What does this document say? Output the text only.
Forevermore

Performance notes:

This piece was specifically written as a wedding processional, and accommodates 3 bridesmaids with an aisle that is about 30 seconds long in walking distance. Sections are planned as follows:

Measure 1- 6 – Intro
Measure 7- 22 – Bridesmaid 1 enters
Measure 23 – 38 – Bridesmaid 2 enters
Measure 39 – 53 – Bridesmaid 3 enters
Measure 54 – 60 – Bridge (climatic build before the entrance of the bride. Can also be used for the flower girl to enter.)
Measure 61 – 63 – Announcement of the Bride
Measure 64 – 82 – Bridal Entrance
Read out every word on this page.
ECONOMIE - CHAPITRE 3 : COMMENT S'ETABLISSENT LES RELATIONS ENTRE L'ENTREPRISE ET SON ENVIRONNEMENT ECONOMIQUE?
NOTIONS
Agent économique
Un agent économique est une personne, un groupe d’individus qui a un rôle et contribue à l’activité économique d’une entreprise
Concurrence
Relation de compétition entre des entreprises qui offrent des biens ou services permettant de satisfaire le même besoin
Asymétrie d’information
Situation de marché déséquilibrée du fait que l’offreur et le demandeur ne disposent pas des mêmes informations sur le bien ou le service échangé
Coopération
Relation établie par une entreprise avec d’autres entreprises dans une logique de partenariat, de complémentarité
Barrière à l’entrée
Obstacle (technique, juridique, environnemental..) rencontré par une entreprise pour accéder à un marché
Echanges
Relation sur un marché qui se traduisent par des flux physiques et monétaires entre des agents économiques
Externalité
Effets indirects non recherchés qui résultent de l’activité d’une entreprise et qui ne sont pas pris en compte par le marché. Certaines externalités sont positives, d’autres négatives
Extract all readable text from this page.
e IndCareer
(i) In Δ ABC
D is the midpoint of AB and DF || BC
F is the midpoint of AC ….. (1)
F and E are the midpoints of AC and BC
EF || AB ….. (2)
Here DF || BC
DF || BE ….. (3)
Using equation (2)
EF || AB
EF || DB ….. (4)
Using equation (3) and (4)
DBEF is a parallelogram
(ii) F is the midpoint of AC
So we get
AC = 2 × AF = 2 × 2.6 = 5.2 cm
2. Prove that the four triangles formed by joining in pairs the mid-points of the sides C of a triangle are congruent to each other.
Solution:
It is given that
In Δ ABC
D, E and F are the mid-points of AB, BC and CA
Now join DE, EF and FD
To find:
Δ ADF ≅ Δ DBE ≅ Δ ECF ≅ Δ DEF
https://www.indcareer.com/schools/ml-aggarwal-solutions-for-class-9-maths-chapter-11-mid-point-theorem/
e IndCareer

==============================

Gather from the data above every line with the string "activité".

### [Answer to this task]
Un agent économique est une personne, un groupe d’individus qui a un rôle et contribue à l’activité économique d’une entreprise
Effets indirects non recherchés qui résultent de l’activité d’une entreprise et qui ne sont pas pris en compte par le marché. Certaines externalités sont positives, d’autres négatives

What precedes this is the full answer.